Dataset entries –
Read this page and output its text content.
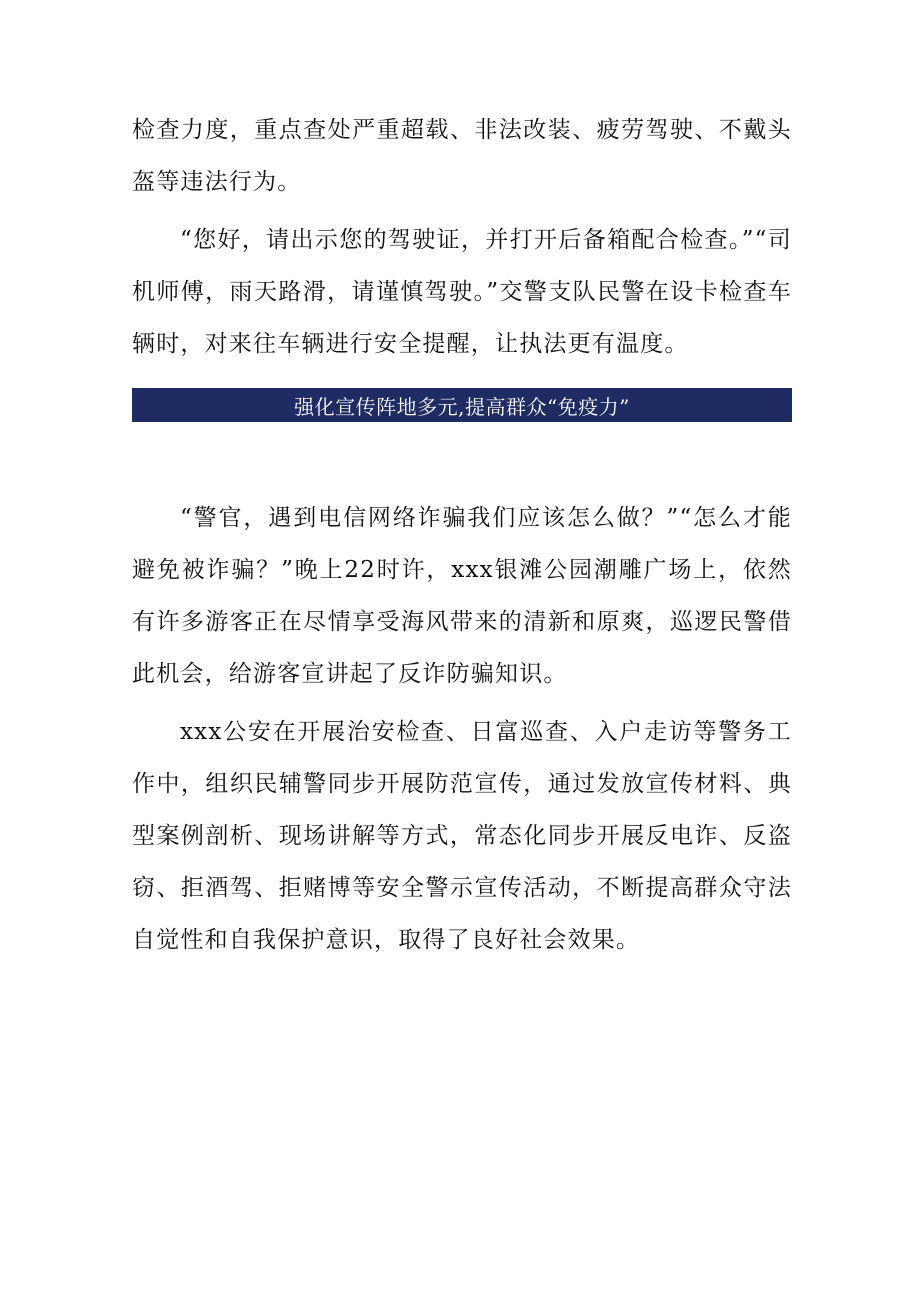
检查力度，重点查处严重超载、非法改装、疲劳驾驶、不戴头盔等违法行为。

“您好，请出示您的驾驶证，并打开后备箱配合检查。”“司机师傅，雨天路滑，请谨慎驾驶。”交警支队民警在设卡检查车辆时，对来往车辆进行安全提醒，让执法更有温度。

强化宣传阵地多元,提高群众“免疫力”

“警官，遇到电信网络诈骗我们应该怎么做？”“怎么才能避免被诈骗？”晚上22时许，xxx银滩公园潮雕广场上，依然有许多游客正在尽情享受海风带来的清新和原爽，巡逻民警借此机会，给游客宣讲起了反诈防骗知识。

xxx公安在开展治安检查、日富巡查、入户走访等警务工作中，组织民辅警同步开展防范宣传，通过发放宣传材料、典型案例剖析、现场讲解等方式，常态化同步开展反电诈、反盗窃、拒酒驾、拒赌博等安全警示宣传活动，不断提高群众守法自觉性和自我保护意识，取得了良好社会效果。
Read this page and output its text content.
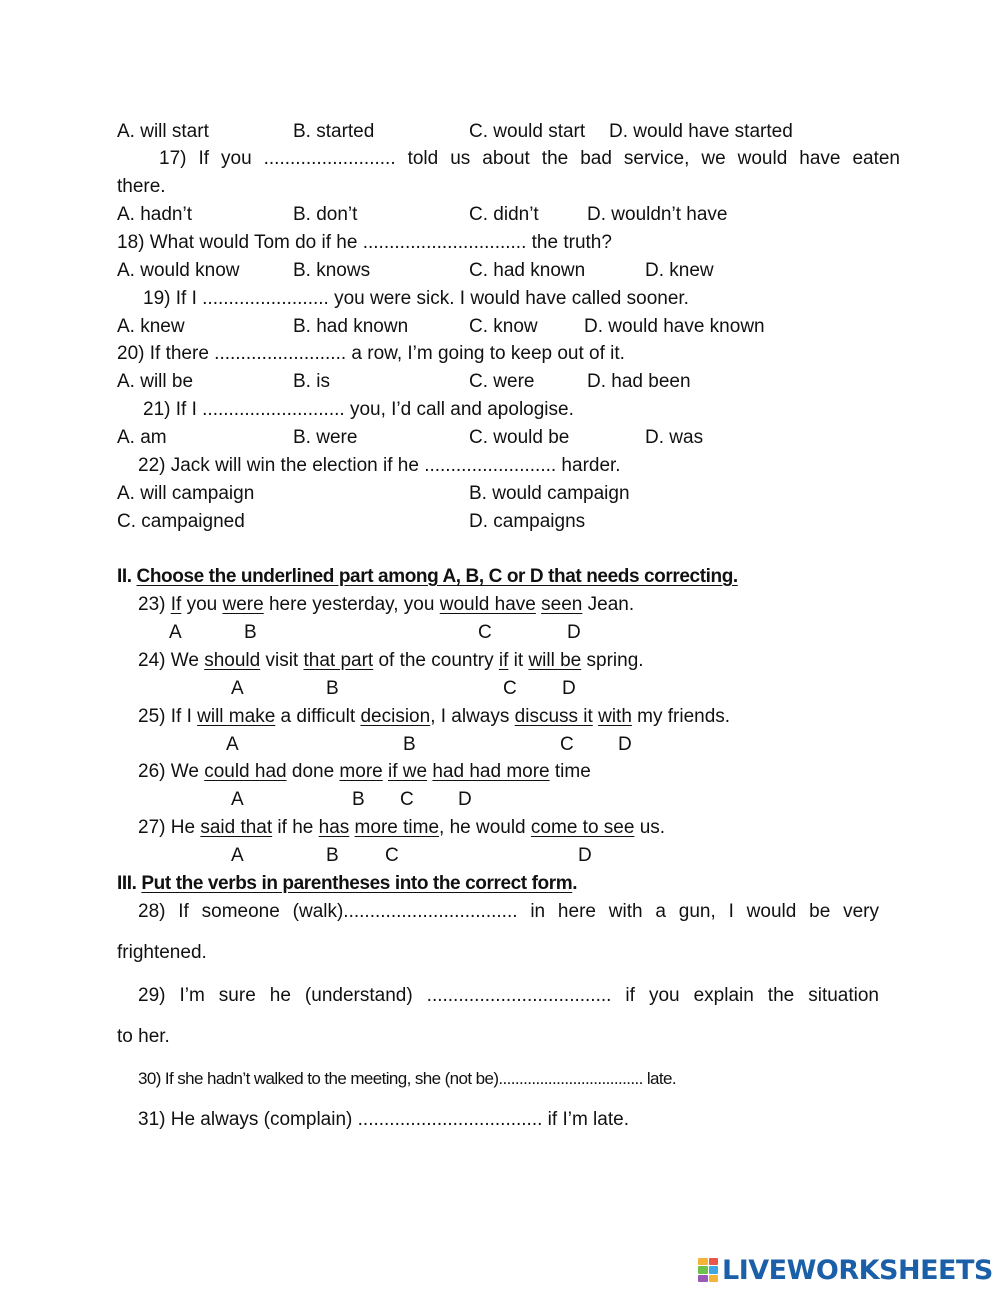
A. will start	B. started	C. would start D. would have started
17) If you ......................... told us about the bad service, we would have eaten
there.
A. hadn’t	B. don’t	C. didn’t	D. wouldn’t have
18) What would Tom do if he ............................... the truth?
A. would know	B. knows	C. had known	D. knew
19) If I ........................ you were sick. I would have called sooner.
A. knew	B. had known	C. know D. would have known
20) If there ......................... a row, I’m going to keep out of it.
A. will be	B. is	C. were	D. had been
21) If I ........................... you, I’d call and apologise.
A. am	B. were	C. would be	D. was
22) Jack will win the election if he ......................... harder.
A. will campaign	B. would campaign
C. campaigned	D. campaigns
II. Choose the underlined part among A, B, C or D that needs correcting.
23) If you were here yesterday, you would have seen Jean.
A	B	C	D
24) We should visit that part of the country if it will be spring.
A	B	C D
25) If I will make a difficult decision, I always discuss it with my friends.
A	B	C D
26) We could had done more if we had had more time
A	B C D
27) He said that if he has more time, he would come to see us.
A	B C	D
III. Put the verbs in parentheses into the correct form.
28) If someone (walk)................................. in here with a gun, I would be very
frightened.
29) I’m sure he (understand) ................................... if you explain the situation
to her.
30) If she hadn’t walked to the meeting, she (not be)................................... late.
31) He always (complain) ................................... if I’m late.
LIVEWORKSHEETS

To be done –
Write out the records above exactly as they appear, leaving out any pictures.

Written answer –
Read this page and output its text content.
检查力度，重点查处严重超载、非法改装、疲劳驾驶、不戴头盔等违法行为。

“您好，请出示您的驾驶证，并打开后备箱配合检查。”“司机师傅，雨天路滑，请谨慎驾驶。”交警支队民警在设卡检查车辆时，对来往车辆进行安全提醒，让执法更有温度。

强化宣传阵地多元,提高群众“免疫力”

“警官，遇到电信网络诈骗我们应该怎么做？”“怎么才能避免被诈骗？”晚上22时许，xxx银滩公园潮雕广场上，依然有许多游客正在尽情享受海风带来的清新和原爽，巡逻民警借此机会，给游客宣讲起了反诈防骗知识。

xxx公安在开展治安检查、日富巡查、入户走访等警务工作中，组织民辅警同步开展防范宣传，通过发放宣传材料、典型案例剖析、现场讲解等方式，常态化同步开展反电诈、反盗窃、拒酒驾、拒赌博等安全警示宣传活动，不断提高群众守法自觉性和自我保护意识，取得了良好社会效果。
Read this page and output its text content.
A. will start	B. started	C. would start D. would have started
17) If you ......................... told us about the bad service, we would have eaten
there.
A. hadn’t	B. don’t	C. didn’t	D. wouldn’t have
18) What would Tom do if he ............................... the truth?
A. would know	B. knows	C. had known	D. knew
19) If I ........................ you were sick. I would have called sooner.
A. knew	B. had known	C. know D. would have known
20) If there ......................... a row, I’m going to keep out of it.
A. will be	B. is	C. were	D. had been
21) If I ........................... you, I’d call and apologise.
A. am	B. were	C. would be	D. was
22) Jack will win the election if he ......................... harder.
A. will campaign	B. would campaign
C. campaigned	D. campaigns
II. Choose the underlined part among A, B, C or D that needs correcting.
23) If you were here yesterday, you would have seen Jean.
A	B	C	D
24) We should visit that part of the country if it will be spring.
A	B	C D
25) If I will make a difficult decision, I always discuss it with my friends.
A	B	C D
26) We could had done more if we had had more time
A	B C D
27) He said that if he has more time, he would come to see us.
A	B C	D
III. Put the verbs in parentheses into the correct form.
28) If someone (walk)................................. in here with a gun, I would be very
frightened.
29) I’m sure he (understand) ................................... if you explain the situation
to her.
30) If she hadn’t walked to the meeting, she (not be)................................... late.
31) He always (complain) ................................... if I’m late.
LIVEWORKSHEETS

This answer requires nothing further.